Layout dataset records

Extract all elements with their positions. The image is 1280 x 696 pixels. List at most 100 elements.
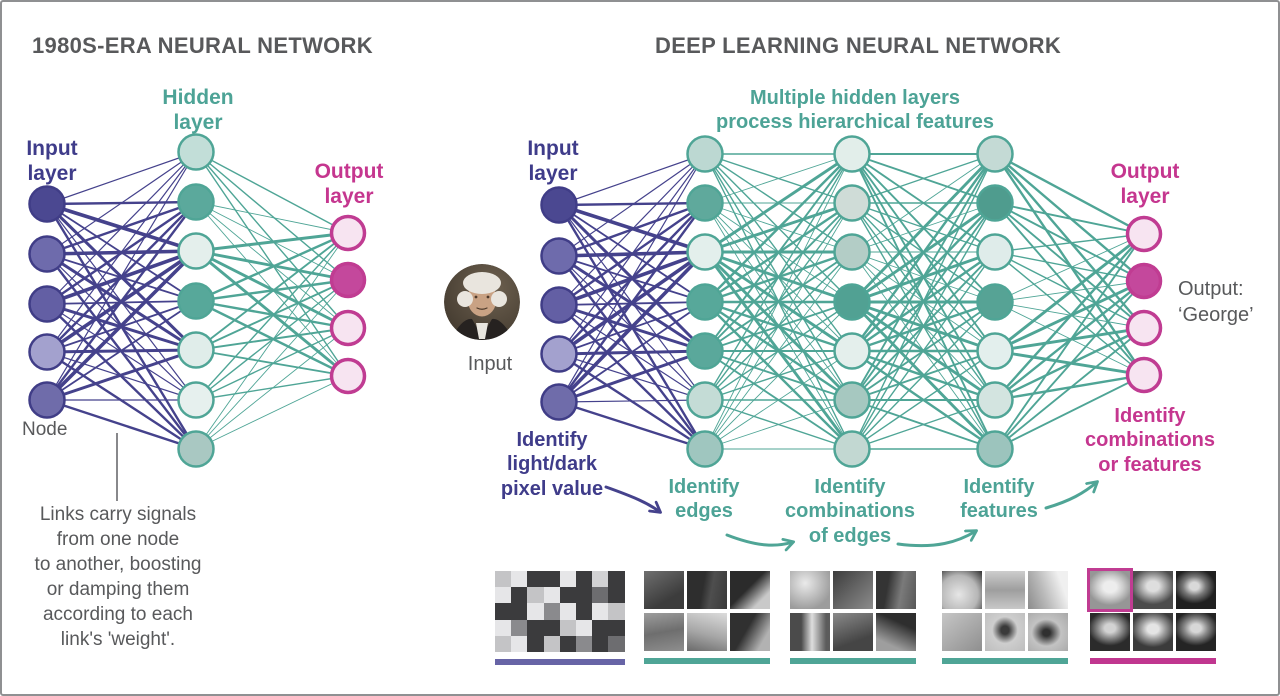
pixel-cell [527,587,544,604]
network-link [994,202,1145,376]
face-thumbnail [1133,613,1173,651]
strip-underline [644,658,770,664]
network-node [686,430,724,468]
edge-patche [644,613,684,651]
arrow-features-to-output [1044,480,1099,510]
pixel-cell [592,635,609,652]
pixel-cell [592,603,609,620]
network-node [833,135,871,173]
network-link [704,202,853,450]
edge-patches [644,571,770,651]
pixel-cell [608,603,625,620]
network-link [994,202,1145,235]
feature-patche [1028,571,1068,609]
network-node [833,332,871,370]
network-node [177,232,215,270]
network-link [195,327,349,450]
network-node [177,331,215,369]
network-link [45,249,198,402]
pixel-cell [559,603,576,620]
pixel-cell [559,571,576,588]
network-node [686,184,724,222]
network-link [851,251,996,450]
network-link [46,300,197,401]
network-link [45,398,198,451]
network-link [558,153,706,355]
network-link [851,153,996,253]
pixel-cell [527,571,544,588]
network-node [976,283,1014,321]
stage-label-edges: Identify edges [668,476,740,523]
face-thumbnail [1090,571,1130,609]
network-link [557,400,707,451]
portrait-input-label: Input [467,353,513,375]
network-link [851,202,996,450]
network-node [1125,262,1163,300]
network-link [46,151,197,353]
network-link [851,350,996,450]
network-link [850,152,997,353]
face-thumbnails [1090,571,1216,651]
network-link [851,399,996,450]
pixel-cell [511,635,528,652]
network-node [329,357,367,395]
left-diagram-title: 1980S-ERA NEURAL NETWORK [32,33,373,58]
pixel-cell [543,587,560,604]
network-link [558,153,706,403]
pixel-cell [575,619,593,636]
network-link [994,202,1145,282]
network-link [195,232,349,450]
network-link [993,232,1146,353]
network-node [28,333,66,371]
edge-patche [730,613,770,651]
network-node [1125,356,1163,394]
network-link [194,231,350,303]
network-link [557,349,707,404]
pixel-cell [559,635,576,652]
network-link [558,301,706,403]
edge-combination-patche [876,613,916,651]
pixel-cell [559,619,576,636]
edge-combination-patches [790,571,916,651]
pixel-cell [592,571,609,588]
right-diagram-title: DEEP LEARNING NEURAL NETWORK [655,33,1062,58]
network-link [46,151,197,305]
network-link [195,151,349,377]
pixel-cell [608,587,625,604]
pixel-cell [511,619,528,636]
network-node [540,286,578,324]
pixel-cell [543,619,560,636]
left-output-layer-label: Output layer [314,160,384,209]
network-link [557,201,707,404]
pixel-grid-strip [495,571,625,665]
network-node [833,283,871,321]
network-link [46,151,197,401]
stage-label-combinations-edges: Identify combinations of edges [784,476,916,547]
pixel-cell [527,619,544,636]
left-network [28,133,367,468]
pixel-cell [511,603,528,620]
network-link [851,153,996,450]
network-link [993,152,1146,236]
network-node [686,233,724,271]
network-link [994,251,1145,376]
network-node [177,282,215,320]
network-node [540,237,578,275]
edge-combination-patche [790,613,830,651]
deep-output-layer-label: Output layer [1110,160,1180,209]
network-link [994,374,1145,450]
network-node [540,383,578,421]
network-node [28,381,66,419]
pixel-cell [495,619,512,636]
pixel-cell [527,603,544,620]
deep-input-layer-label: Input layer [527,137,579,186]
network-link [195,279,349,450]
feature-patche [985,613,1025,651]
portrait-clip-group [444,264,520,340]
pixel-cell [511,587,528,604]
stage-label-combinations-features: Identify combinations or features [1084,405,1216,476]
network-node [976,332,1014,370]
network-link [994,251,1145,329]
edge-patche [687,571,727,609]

OBJECTIVE
Convert everything from the line containing "pixel-cell [527,587,544,604]" down to the line containing "network-node [28,333,66,371]", both included, into a Markdown table with the columns n and Line. Number each row in n, put the line in Line, and leave out blank lines.

THE COMPLETED TASK
| n | Line |
|---|---|
| 1 | pixel-cell [527,587,544,604] |
| 2 | network-link [994,202,1145,376] |
| 3 | face-thumbnail [1133,613,1173,651] |
| 4 | strip-underline [644,658,770,664] |
| 5 | network-node [686,430,724,468] |
| 6 | edge-patche [644,613,684,651] |
| 7 | arrow-features-to-output [1044,480,1099,510] |
| 8 | pixel-cell [592,635,609,652] |
| 9 | pixel-cell [592,603,609,620] |
| 10 | network-node [833,135,871,173] |
| 11 | network-link [704,202,853,450] |
| 12 | edge-patches [644,571,770,651] |
| 13 | pixel-cell [608,603,625,620] |
| 14 | network-link [994,202,1145,235] |
| 15 | feature-patche [1028,571,1068,609] |
| 16 | network-node [833,332,871,370] |
| 17 | network-node [177,232,215,270] |
| 18 | network-link [195,327,349,450] |
| 19 | network-node [177,331,215,369] |
| 20 | network-link [45,249,198,402] |
| 21 | pixel-cell [559,603,576,620] |
| 22 | pixel-cell [559,571,576,588] |
| 23 | network-node [686,184,724,222] |
| 24 | network-link [851,251,996,450] |
| 25 | network-link [46,300,197,401] |
| 26 | network-link [45,398,198,451] |
| 27 | network-link [558,153,706,355] |
| 28 | network-link [851,153,996,253] |
| 29 | pixel-cell [527,571,544,588] |
| 30 | network-node [976,283,1014,321] |
| 31 | stage-label-edges: Identify edges [668,476,740,523] |
| 32 | face-thumbnail [1090,571,1130,609] |
| 33 | network-link [557,400,707,451] |
| 34 | portrait-input-label: Input [467,353,513,375] |
| 35 | network-link [851,202,996,450] |
| 36 | network-node [1125,262,1163,300] |
| 37 | network-link [46,151,197,353] |
| 38 | network-link [851,350,996,450] |
| 39 | network-link [850,152,997,353] |
| 40 | face-thumbnails [1090,571,1216,651] |
| 41 | network-link [851,399,996,450] |
| 42 | pixel-cell [511,635,528,652] |
| 43 | network-node [329,357,367,395] |
| 44 | left-diagram-title: 1980S-ERA NEURAL NETWORK [32,33,373,58] |
| 45 | pixel-cell [543,587,560,604] |
| 46 | network-link [558,153,706,403] |
| 47 | pixel-cell [575,619,593,636] |
| 48 | network-link [994,202,1145,282] |
| 49 | network-link [195,232,349,450] |
| 50 | network-link [993,232,1146,353] |
| 51 | network-node [28,333,66,371] |